*** Extracted records

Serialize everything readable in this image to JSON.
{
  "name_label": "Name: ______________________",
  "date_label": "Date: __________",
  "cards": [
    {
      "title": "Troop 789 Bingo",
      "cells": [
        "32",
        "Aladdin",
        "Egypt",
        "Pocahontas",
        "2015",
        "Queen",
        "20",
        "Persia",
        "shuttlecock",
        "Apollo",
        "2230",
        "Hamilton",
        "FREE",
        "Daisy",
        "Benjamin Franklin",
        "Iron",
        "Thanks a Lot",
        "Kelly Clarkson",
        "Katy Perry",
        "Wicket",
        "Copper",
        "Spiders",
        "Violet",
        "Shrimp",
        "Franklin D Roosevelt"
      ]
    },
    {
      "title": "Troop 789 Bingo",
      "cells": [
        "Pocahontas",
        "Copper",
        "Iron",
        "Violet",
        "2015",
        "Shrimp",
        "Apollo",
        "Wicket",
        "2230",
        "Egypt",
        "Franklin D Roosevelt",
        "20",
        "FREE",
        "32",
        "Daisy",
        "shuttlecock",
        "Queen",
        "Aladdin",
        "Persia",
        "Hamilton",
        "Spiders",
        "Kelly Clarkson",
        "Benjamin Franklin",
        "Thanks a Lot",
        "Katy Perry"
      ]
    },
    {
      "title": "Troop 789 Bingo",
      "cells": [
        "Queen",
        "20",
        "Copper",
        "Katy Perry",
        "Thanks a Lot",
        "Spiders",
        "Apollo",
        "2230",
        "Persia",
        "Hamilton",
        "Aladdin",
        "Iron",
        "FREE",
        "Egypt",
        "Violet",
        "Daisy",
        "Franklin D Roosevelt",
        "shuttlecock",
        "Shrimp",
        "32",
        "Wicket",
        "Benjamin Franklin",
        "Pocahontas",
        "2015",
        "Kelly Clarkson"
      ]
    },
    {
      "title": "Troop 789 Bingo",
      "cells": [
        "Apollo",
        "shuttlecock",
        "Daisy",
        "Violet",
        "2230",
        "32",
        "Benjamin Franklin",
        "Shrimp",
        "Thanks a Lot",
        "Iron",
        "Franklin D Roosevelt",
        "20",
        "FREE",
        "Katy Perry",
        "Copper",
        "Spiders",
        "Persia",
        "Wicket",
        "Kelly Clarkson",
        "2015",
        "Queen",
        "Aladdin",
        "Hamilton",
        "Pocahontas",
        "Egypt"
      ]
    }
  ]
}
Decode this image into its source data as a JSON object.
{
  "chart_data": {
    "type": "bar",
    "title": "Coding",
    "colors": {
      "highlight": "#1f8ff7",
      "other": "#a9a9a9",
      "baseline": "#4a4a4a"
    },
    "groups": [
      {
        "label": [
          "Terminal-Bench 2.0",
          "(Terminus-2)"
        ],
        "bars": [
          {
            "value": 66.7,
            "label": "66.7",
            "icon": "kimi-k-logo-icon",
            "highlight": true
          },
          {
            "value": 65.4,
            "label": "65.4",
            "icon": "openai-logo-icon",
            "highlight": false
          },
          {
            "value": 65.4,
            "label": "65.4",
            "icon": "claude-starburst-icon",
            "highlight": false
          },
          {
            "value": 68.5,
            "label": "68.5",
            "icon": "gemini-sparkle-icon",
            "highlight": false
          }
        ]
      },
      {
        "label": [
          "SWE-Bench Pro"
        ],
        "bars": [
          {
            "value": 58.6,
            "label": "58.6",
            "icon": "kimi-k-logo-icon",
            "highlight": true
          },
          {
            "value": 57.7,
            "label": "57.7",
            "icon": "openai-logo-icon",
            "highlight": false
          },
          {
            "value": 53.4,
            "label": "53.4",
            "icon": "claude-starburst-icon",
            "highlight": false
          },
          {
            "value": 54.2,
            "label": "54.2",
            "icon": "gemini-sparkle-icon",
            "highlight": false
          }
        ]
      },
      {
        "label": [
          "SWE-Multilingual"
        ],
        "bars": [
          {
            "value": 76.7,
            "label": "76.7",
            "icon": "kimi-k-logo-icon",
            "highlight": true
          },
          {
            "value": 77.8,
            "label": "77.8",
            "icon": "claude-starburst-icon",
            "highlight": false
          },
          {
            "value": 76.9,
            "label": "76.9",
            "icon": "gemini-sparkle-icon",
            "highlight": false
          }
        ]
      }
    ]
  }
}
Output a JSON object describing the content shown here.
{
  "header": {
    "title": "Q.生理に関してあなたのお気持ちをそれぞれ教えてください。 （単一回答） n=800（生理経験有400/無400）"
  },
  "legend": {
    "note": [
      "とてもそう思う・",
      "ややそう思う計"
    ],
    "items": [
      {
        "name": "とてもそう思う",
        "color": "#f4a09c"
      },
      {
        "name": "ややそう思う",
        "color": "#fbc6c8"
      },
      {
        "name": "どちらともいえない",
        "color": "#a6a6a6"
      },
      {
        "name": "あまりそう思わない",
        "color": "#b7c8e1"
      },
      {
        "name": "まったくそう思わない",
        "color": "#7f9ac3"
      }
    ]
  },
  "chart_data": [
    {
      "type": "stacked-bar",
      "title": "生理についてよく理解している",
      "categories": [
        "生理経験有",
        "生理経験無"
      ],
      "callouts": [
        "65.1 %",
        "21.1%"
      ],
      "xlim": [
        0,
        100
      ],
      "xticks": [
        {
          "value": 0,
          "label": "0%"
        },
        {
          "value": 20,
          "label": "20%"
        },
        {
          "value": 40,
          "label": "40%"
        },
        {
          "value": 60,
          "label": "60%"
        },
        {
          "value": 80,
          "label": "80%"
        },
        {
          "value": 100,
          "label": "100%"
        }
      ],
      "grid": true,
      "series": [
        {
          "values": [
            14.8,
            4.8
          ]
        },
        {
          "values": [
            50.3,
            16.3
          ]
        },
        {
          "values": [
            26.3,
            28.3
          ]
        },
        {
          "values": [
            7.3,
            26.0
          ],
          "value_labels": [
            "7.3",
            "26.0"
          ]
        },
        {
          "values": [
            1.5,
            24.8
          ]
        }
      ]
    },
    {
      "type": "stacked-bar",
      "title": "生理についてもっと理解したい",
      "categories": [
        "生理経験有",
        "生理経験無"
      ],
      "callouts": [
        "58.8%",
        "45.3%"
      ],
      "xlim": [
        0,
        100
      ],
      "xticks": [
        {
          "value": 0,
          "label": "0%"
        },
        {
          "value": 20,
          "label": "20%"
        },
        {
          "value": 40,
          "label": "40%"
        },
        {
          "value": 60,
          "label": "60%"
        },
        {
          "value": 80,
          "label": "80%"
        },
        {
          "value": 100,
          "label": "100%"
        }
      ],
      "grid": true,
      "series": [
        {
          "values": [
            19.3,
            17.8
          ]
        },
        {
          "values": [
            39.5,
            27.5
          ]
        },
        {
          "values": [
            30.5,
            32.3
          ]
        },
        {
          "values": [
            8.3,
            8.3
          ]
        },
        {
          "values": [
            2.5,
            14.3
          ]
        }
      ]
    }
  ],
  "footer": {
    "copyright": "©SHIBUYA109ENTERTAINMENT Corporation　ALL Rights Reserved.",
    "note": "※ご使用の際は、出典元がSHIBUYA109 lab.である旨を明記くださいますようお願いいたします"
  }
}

******

Your instructions - Tell how many lines contain the word "this", using only the number.

Exercise result - 2